(Records from a data source):
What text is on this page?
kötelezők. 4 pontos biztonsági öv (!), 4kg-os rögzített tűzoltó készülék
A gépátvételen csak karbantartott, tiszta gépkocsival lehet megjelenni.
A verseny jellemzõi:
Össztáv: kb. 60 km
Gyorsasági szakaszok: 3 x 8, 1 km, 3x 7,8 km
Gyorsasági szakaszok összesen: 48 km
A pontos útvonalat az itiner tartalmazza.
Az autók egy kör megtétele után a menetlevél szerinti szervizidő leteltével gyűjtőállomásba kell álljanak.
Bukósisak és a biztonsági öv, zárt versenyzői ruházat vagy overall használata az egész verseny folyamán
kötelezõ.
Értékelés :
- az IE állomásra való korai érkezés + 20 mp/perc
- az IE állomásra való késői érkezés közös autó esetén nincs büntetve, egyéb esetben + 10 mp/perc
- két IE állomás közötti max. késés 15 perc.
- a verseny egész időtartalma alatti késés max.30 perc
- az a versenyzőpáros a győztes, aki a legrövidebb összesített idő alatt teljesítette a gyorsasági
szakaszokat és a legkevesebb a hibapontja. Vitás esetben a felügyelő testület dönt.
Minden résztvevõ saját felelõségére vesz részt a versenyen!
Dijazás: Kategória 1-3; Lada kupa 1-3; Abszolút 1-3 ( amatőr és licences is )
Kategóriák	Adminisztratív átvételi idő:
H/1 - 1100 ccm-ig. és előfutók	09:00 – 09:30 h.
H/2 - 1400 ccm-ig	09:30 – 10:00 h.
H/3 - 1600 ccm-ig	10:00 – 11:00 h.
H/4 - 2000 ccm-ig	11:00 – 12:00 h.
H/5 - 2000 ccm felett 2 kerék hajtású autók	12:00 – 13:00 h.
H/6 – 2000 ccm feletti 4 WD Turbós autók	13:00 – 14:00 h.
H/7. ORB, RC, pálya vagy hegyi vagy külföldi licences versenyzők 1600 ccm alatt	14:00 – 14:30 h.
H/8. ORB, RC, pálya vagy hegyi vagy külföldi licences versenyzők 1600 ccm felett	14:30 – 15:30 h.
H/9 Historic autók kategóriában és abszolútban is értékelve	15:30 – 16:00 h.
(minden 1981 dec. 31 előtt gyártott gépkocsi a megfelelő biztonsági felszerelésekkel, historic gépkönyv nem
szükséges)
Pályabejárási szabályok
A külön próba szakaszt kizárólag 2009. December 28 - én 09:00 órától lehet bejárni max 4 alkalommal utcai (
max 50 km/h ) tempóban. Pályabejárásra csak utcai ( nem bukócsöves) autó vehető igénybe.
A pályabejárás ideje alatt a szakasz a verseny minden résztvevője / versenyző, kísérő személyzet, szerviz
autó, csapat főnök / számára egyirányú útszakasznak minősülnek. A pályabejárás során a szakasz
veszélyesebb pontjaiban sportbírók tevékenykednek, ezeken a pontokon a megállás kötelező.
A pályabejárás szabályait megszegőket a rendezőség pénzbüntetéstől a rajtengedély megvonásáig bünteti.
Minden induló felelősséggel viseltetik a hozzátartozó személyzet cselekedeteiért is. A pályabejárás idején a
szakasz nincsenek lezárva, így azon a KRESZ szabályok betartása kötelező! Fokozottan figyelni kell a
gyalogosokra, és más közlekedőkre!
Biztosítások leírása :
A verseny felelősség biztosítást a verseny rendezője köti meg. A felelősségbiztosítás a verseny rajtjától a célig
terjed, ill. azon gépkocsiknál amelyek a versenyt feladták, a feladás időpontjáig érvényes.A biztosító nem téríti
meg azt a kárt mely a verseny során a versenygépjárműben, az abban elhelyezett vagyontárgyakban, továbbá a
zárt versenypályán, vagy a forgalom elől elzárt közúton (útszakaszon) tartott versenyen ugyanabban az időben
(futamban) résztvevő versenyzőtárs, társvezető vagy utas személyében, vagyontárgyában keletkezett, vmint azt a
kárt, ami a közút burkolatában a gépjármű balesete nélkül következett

(Prompt): Locate the word "licences" in the records above, and return each line that has it.

(Written reply):
Dijazás: Kategória 1-3; Lada kupa 1-3; Abszolút 1-3 ( amatőr és licences is )
H/7. ORB, RC, pálya vagy hegyi vagy külföldi licences versenyzők 1600 ccm alatt	14:00 – 14:30 h.
H/8. ORB, RC, pálya vagy hegyi vagy külföldi licences versenyzők 1600 ccm felett	14:30 – 15:30 h.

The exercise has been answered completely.